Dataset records
--- BEGIN ---
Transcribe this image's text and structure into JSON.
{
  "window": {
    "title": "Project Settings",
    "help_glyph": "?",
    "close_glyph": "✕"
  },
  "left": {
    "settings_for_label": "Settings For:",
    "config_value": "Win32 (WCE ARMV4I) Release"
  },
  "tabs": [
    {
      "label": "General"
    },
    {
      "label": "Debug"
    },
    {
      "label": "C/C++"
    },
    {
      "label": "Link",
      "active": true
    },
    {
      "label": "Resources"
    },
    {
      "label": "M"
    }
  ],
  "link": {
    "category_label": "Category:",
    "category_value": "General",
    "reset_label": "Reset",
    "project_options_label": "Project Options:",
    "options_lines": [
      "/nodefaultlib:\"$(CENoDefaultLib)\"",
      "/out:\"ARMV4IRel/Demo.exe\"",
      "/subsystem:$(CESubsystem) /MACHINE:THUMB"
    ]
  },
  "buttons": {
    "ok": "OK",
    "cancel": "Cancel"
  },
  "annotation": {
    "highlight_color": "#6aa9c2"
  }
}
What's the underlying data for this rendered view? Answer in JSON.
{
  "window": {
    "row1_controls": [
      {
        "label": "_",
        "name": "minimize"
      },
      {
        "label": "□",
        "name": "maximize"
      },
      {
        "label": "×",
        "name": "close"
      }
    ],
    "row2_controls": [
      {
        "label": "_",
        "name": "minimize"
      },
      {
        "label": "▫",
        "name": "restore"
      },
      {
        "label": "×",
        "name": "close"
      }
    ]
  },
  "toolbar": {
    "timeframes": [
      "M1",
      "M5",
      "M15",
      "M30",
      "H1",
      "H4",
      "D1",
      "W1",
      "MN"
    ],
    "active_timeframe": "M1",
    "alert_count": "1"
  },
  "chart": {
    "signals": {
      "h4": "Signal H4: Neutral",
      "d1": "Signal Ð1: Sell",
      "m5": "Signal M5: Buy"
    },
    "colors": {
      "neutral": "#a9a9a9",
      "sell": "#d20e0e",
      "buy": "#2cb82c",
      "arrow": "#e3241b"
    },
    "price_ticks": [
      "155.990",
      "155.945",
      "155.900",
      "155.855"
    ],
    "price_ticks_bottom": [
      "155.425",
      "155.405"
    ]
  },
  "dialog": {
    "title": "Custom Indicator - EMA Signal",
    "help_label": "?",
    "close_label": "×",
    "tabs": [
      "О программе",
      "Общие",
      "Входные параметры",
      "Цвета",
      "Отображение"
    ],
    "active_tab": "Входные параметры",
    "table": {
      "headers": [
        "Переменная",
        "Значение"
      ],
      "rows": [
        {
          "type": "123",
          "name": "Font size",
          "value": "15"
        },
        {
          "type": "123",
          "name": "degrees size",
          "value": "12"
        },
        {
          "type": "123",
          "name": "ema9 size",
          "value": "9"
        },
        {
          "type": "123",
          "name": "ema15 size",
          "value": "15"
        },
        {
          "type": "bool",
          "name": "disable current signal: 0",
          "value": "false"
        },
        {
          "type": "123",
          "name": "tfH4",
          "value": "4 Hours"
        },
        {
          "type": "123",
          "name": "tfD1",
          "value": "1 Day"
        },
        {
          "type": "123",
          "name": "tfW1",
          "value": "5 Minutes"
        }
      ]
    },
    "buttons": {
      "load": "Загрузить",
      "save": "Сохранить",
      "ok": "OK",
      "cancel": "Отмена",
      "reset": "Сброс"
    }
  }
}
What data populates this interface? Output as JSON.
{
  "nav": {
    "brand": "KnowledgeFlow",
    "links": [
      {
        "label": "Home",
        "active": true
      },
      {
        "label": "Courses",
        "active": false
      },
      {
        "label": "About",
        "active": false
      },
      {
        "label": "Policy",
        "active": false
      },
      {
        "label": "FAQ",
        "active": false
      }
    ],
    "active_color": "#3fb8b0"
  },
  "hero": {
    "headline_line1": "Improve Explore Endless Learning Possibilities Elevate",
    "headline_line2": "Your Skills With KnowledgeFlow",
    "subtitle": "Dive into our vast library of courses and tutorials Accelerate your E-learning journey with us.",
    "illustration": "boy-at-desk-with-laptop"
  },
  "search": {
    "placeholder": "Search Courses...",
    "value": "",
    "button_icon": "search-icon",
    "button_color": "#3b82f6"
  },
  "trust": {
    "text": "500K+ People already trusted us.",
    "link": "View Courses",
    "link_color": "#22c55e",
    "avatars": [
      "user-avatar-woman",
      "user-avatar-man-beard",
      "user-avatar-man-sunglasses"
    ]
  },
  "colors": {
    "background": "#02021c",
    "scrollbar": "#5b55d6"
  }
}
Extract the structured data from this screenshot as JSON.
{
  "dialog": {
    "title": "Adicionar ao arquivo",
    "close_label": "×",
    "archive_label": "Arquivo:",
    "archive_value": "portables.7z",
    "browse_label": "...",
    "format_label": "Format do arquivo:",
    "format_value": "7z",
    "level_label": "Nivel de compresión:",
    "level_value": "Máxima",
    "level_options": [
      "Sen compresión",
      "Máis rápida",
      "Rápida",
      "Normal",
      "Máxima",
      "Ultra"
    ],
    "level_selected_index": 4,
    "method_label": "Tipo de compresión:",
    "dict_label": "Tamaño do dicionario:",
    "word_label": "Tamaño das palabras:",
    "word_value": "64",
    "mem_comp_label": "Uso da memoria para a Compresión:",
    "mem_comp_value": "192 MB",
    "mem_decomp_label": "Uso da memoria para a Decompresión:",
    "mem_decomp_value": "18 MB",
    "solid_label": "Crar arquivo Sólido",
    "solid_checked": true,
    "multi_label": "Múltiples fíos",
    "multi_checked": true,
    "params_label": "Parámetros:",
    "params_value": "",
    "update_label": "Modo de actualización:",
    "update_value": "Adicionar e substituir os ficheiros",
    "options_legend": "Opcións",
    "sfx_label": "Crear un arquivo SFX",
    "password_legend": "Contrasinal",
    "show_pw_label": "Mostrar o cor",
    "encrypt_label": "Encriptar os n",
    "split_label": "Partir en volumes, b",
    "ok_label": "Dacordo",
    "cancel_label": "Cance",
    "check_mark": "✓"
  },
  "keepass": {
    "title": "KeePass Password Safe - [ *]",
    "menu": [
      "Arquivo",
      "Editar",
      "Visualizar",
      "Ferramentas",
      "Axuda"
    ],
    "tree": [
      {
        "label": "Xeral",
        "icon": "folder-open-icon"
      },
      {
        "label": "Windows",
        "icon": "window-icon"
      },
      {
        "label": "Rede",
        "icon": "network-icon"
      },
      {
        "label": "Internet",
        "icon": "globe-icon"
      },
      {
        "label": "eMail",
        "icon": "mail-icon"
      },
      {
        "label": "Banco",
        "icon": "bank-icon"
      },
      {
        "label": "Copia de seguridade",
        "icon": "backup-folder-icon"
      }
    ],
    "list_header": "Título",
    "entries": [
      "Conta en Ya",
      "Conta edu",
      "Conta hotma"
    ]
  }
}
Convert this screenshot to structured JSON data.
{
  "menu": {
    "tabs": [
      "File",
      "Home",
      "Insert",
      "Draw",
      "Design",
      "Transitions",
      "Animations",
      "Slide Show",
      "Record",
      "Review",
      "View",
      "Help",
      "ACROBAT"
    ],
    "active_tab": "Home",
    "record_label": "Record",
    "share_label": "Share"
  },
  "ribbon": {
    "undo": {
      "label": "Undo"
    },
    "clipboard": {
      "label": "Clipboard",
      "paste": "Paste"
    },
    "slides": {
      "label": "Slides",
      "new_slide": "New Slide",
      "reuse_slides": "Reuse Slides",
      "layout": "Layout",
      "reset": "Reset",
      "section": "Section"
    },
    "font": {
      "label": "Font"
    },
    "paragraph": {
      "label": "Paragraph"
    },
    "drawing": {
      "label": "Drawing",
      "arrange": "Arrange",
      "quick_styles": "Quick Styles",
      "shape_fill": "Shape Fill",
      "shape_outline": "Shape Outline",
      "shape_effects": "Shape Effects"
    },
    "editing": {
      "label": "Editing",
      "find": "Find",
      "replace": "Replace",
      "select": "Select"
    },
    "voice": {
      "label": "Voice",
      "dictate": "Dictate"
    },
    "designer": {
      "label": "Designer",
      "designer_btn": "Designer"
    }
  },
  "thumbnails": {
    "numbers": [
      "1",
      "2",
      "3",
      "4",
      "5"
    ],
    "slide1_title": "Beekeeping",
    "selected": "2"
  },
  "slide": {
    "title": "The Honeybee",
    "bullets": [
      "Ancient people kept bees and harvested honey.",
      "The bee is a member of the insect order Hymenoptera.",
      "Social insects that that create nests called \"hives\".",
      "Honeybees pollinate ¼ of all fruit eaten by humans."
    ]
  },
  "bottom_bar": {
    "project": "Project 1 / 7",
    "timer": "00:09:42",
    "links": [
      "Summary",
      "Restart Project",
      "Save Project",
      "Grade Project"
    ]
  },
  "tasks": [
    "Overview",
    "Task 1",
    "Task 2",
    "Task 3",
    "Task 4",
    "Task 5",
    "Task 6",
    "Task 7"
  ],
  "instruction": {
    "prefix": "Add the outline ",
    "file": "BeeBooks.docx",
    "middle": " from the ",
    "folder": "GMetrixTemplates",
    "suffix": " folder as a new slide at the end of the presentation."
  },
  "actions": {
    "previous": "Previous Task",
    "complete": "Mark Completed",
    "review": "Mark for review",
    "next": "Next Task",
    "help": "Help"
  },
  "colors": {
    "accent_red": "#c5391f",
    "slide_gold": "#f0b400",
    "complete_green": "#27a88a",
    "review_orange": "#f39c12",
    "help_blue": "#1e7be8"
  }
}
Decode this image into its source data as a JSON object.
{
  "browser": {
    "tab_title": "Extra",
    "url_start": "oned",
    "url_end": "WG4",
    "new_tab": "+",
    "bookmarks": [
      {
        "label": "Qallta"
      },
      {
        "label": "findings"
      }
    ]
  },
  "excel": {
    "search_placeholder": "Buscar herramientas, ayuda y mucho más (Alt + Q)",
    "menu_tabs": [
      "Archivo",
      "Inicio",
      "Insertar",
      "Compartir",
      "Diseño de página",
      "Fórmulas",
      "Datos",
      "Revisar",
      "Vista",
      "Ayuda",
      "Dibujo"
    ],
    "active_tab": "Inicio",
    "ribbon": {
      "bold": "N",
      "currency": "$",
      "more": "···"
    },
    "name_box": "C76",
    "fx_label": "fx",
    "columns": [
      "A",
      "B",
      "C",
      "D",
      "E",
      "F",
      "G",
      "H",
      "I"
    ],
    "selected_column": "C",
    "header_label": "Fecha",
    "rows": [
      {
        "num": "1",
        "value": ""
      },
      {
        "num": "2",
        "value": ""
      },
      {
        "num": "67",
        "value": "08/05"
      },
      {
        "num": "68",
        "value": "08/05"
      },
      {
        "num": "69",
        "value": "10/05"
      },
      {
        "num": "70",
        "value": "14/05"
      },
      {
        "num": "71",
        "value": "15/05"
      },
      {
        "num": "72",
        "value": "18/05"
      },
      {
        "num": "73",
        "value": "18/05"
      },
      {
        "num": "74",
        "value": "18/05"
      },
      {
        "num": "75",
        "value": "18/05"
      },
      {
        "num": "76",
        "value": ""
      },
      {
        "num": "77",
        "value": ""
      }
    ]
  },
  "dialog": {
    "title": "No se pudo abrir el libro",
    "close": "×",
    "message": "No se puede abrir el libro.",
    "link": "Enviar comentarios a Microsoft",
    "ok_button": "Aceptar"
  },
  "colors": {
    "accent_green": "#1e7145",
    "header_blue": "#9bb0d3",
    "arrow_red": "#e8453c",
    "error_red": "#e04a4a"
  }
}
--- END ---
- _TASK TO COMPLETE_
Tally the lines of the listing in which the word "icon" occurs, and state the total alone.

- _TASK SOLUTION_
8